**Exercise**
Please copy these records word for word, starting at the line that contains "text-line: 实录 <box>26 747 626 785</box>" and ending after the line that contains "article-source: 大千世界 <box>144".

**Exercise materials**
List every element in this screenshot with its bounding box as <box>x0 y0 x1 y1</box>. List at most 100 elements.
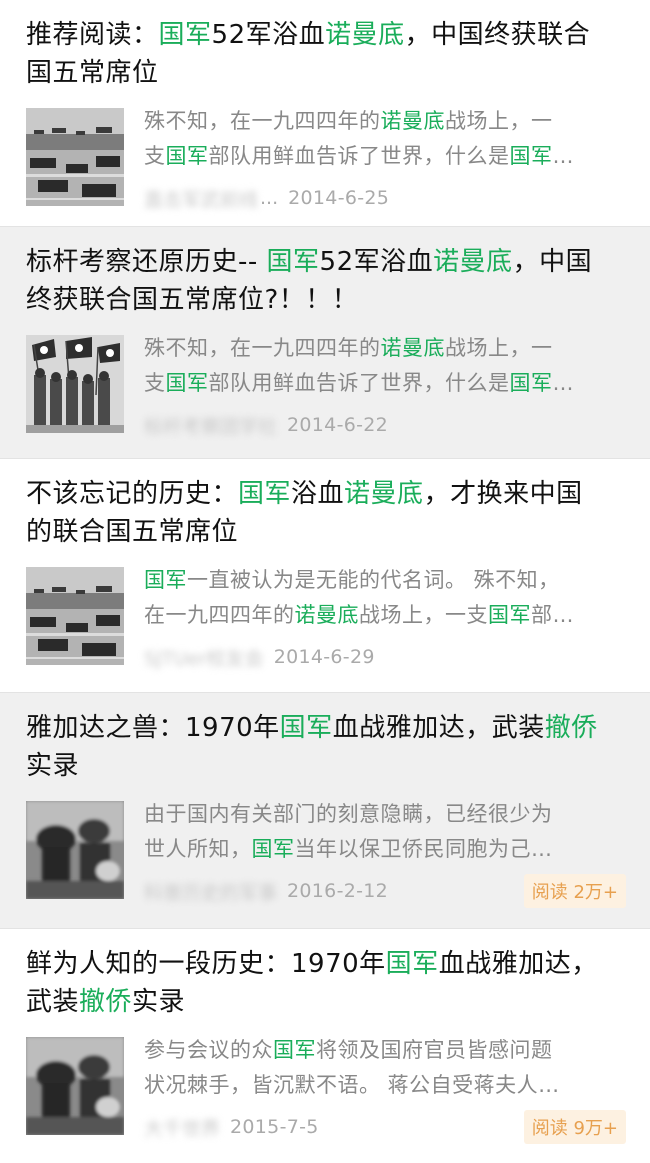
text-line: 实录 <box>26 747 626 785</box>
text-segment: 推荐阅读： <box>26 20 159 50</box>
keyword-highlight: 国军 <box>266 247 320 277</box>
text-segment: ，才换来中国 <box>423 479 583 509</box>
article-title: 推荐阅读：国军52军浴血诺曼底，中国终获联合国五常席位 <box>26 16 626 92</box>
source-ellipsis: ... <box>260 187 279 209</box>
keyword-highlight: 国军 <box>509 371 553 395</box>
article-meta: 大千世界 2015-7-5 阅读 9万+ <box>144 1107 626 1147</box>
text-line: 世人所知，国军当年以保卫侨民同胞为己… <box>144 832 626 867</box>
text-line: 在一九四四年的诺曼底战场上，一支国军部… <box>144 598 626 633</box>
keyword-highlight: 国军 <box>165 144 209 168</box>
article-card[interactable]: 雅加达之兽：1970年国军血战雅加达，武装撤侨 实录 由于国内有关部门的刻意隐瞒，… <box>0 693 650 928</box>
text-segment: ，中国 <box>512 247 593 277</box>
text-segment: 战场上，一支 <box>359 603 488 627</box>
article-date: 2014-6-25 <box>288 187 390 209</box>
article-date: 2015-7-5 <box>230 1116 319 1138</box>
text-segment: 终获联合国五常席位?！！！ <box>26 285 359 315</box>
article-card[interactable]: 鲜为人知的一段历史：1970年国军血战雅加达， 武装撤侨实录 参与会议的众国军将领… <box>0 929 650 1162</box>
text-segment: 殊不知，在一九四四年的 <box>144 336 381 360</box>
article-thumbnail <box>26 801 124 899</box>
text-segment: 标杆考察还原历史-- <box>26 247 267 277</box>
article-thumbnail <box>26 1037 124 1135</box>
read-count-badge: 阅读 2万+ <box>523 874 626 908</box>
keyword-highlight: 国军 <box>488 603 531 627</box>
text-segment: 血战雅加达，武装 <box>332 713 545 743</box>
search-results-list: 推荐阅读：国军52军浴血诺曼底，中国终获联合 国五常席位 殊不知，在一九四四年的诺… <box>0 0 650 1162</box>
article-thumbnail <box>26 335 124 433</box>
keyword-highlight: 诺曼底 <box>380 336 445 360</box>
article-card[interactable]: 不该忘记的历史：国军浴血诺曼底，才换来中国 的联合国五常席位 国军一直被认为是无能… <box>0 459 650 692</box>
text-segment: 在一九四四年的 <box>144 603 295 627</box>
text-segment: 将领及国府官员皆感问题 <box>316 1038 553 1062</box>
keyword-highlight: 诺曼底 <box>325 20 405 50</box>
article-card[interactable]: 推荐阅读：国军52军浴血诺曼底，中国终获联合 国五常席位 殊不知，在一九四四年的诺… <box>0 0 650 226</box>
text-segment: 支 <box>144 371 166 395</box>
text-line: 推荐阅读：国军52军浴血诺曼底，中国终获联合 <box>26 16 626 54</box>
text-segment: 血战雅加达， <box>438 949 598 979</box>
keyword-highlight: 国军 <box>238 479 292 509</box>
keyword-highlight: 诺曼底 <box>433 247 513 277</box>
article-source: 大千世界 <box>144 1117 221 1140</box>
text-segment: ，中国终获联合 <box>404 20 591 50</box>
article-title: 雅加达之兽：1970年国军血战雅加达，武装撤侨 实录 <box>26 709 626 785</box>
text-segment: 52军浴血 <box>211 20 326 50</box>
text-segment: 实录 <box>132 987 186 1017</box>
article-card[interactable]: 标杆考察还原历史-- 国军52军浴血诺曼底，中国终获联合国五常席位?！！！ 殊不… <box>0 227 650 458</box>
keyword-highlight: 国军 <box>279 713 333 743</box>
article-title: 标杆考察还原历史-- 国军52军浴血诺曼底，中国终获联合国五常席位?！！！ <box>26 243 626 319</box>
text-line: 国五常席位 <box>26 54 626 92</box>
text-segment: 状况棘手，皆沉默不语。 蒋公自受蒋夫人… <box>144 1073 560 1097</box>
text-segment: 国五常席位 <box>26 58 159 88</box>
article-summary: 国军一直被认为是无能的代名词。 殊不知， 在一九四四年的诺曼底战场上，一支国军部… <box>144 563 626 633</box>
article-meta: SJTUer校友会 2014-6-29 <box>144 637 626 677</box>
keyword-highlight: 国军 <box>251 837 295 861</box>
text-line: 标杆考察还原历史-- 国军52军浴血诺曼底，中国 <box>26 243 626 281</box>
article-date: 2016-2-12 <box>287 880 389 902</box>
text-line: 殊不知，在一九四四年的诺曼底战场上，一 <box>144 331 626 366</box>
text-segment: 不该忘记的历史： <box>26 479 239 509</box>
keyword-highlight: 国军 <box>509 144 553 168</box>
article-summary: 殊不知，在一九四四年的诺曼底战场上，一 支国军部队用鲜血告诉了世界，什么是国军… <box>144 104 626 174</box>
keyword-highlight: 国军 <box>273 1038 316 1062</box>
article-meta: 直击军武前线 ... 2014-6-25 <box>144 178 626 218</box>
text-segment: 由于国内有关部门的刻意隐瞒，已经很少为 <box>144 802 553 826</box>
keyword-highlight: 国军 <box>144 568 187 592</box>
keyword-highlight: 诺曼底 <box>380 109 445 133</box>
article-thumbnail <box>26 567 124 665</box>
keyword-highlight: 诺曼底 <box>294 603 359 627</box>
text-segment: 部… <box>531 603 574 627</box>
article-summary: 参与会议的众国军将领及国府官员皆感问题状况棘手，皆沉默不语。 蒋公自受蒋夫人… <box>144 1033 626 1103</box>
keyword-highlight: 国军 <box>165 371 209 395</box>
article-summary: 殊不知，在一九四四年的诺曼底战场上，一 支国军部队用鲜血告诉了世界，什么是国军… <box>144 331 626 401</box>
text-line: 武装撤侨实录 <box>26 983 626 1021</box>
text-line: 终获联合国五常席位?！！！ <box>26 281 626 319</box>
article-summary: 由于国内有关部门的刻意隐瞒，已经很少为世人所知，国军当年以保卫侨民同胞为己… <box>144 797 626 867</box>
text-line: 鲜为人知的一段历史：1970年国军血战雅加达， <box>26 945 626 983</box>
text-segment: 战场上，一 <box>445 109 553 133</box>
keyword-highlight: 诺曼底 <box>344 479 424 509</box>
article-title: 鲜为人知的一段历史：1970年国军血战雅加达， 武装撤侨实录 <box>26 945 626 1021</box>
keyword-highlight: 国军 <box>385 949 439 979</box>
article-title: 不该忘记的历史：国军浴血诺曼底，才换来中国的联合国五常席位 <box>26 475 626 551</box>
text-segment: 武装 <box>26 987 80 1017</box>
text-segment: 雅加达之兽：1970年 <box>26 713 280 743</box>
text-segment: 支 <box>144 144 166 168</box>
article-date: 2014-6-29 <box>273 646 375 668</box>
text-segment: 战场上，一 <box>445 336 553 360</box>
text-segment: … <box>552 144 574 168</box>
text-line: 状况棘手，皆沉默不语。 蒋公自受蒋夫人… <box>144 1068 626 1103</box>
article-date: 2014-6-22 <box>287 414 389 436</box>
article-thumbnail <box>26 108 124 206</box>
keyword-highlight: 国军 <box>158 20 212 50</box>
text-segment: 一直被认为是无能的代名词。 殊不知， <box>187 568 560 592</box>
text-segment: 部队用鲜血告诉了世界，什么是 <box>208 144 510 168</box>
article-meta: 标杆考察团学社 2014-6-22 <box>144 405 626 445</box>
text-line: 的联合国五常席位 <box>26 513 626 551</box>
text-line: 殊不知，在一九四四年的诺曼底战场上，一 <box>144 104 626 139</box>
text-line: 参与会议的众国军将领及国府官员皆感问题 <box>144 1033 626 1068</box>
text-segment: 的联合国五常席位 <box>26 517 239 547</box>
article-source: 科普历史的军事 <box>144 881 278 904</box>
text-segment: 当年以保卫侨民同胞为己… <box>294 837 553 861</box>
keyword-highlight: 撤侨 <box>79 987 133 1017</box>
text-segment: 部队用鲜血告诉了世界，什么是 <box>208 371 510 395</box>
text-line: 不该忘记的历史：国军浴血诺曼底，才换来中国 <box>26 475 626 513</box>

**Exercise solution**
text-line: 实录 <box>26 747 626 785</box>
text-segment: 推荐阅读： <box>26 20 159 50</box>
keyword-highlight: 国军 <box>266 247 320 277</box>
text-segment: ，才换来中国 <box>423 479 583 509</box>
article-title: 推荐阅读：国军52军浴血诺曼底，中国终获联合国五常席位 <box>26 16 626 92</box>
source-ellipsis: ... <box>260 187 279 209</box>
keyword-highlight: 国军 <box>509 371 553 395</box>
article-meta: 大千世界 2015-7-5 阅读 9万+ <box>144 1107 626 1147</box>
text-line: 世人所知，国军当年以保卫侨民同胞为己… <box>144 832 626 867</box>
text-line: 在一九四四年的诺曼底战场上，一支国军部… <box>144 598 626 633</box>
keyword-highlight: 国军 <box>165 144 209 168</box>
article-card[interactable]: 雅加达之兽：1970年国军血战雅加达，武装撤侨 实录 由于国内有关部门的刻意隐瞒，… <box>0 693 650 928</box>
text-segment: ，中国 <box>512 247 593 277</box>
text-segment: 战场上，一支 <box>359 603 488 627</box>
article-date: 2014-6-25 <box>288 187 390 209</box>
article-date: 2015-7-5 <box>230 1116 319 1138</box>
text-segment: 终获联合国五常席位?！！！ <box>26 285 359 315</box>
article-card[interactable]: 鲜为人知的一段历史：1970年国军血战雅加达， 武装撤侨实录 参与会议的众国军将领… <box>0 929 650 1162</box>
text-segment: 殊不知，在一九四四年的 <box>144 336 381 360</box>
article-thumbnail <box>26 801 124 899</box>
text-segment: 标杆考察还原历史-- <box>26 247 267 277</box>
article-thumbnail <box>26 1037 124 1135</box>
read-count-badge: 阅读 2万+ <box>523 874 626 908</box>
keyword-highlight: 国军 <box>488 603 531 627</box>
text-segment: 血战雅加达，武装 <box>332 713 545 743</box>
search-results-list: 推荐阅读：国军52军浴血诺曼底，中国终获联合 国五常席位 殊不知，在一九四四年的诺… <box>0 0 650 1162</box>
article-thumbnail <box>26 335 124 433</box>
keyword-highlight: 诺曼底 <box>380 336 445 360</box>
article-card[interactable]: 不该忘记的历史：国军浴血诺曼底，才换来中国 的联合国五常席位 国军一直被认为是无能… <box>0 459 650 692</box>
text-segment: 在一九四四年的 <box>144 603 295 627</box>
text-segment: 将领及国府官员皆感问题 <box>316 1038 553 1062</box>
keyword-highlight: 诺曼底 <box>325 20 405 50</box>
article-card[interactable]: 推荐阅读：国军52军浴血诺曼底，中国终获联合 国五常席位 殊不知，在一九四四年的诺… <box>0 0 650 226</box>
text-segment: 支 <box>144 371 166 395</box>
text-line: 推荐阅读：国军52军浴血诺曼底，中国终获联合 <box>26 16 626 54</box>
text-segment: 血战雅加达， <box>438 949 598 979</box>
keyword-highlight: 国军 <box>238 479 292 509</box>
keyword-highlight: 诺曼底 <box>433 247 513 277</box>
article-source: 大千世界 <box>144 1117 221 1140</box>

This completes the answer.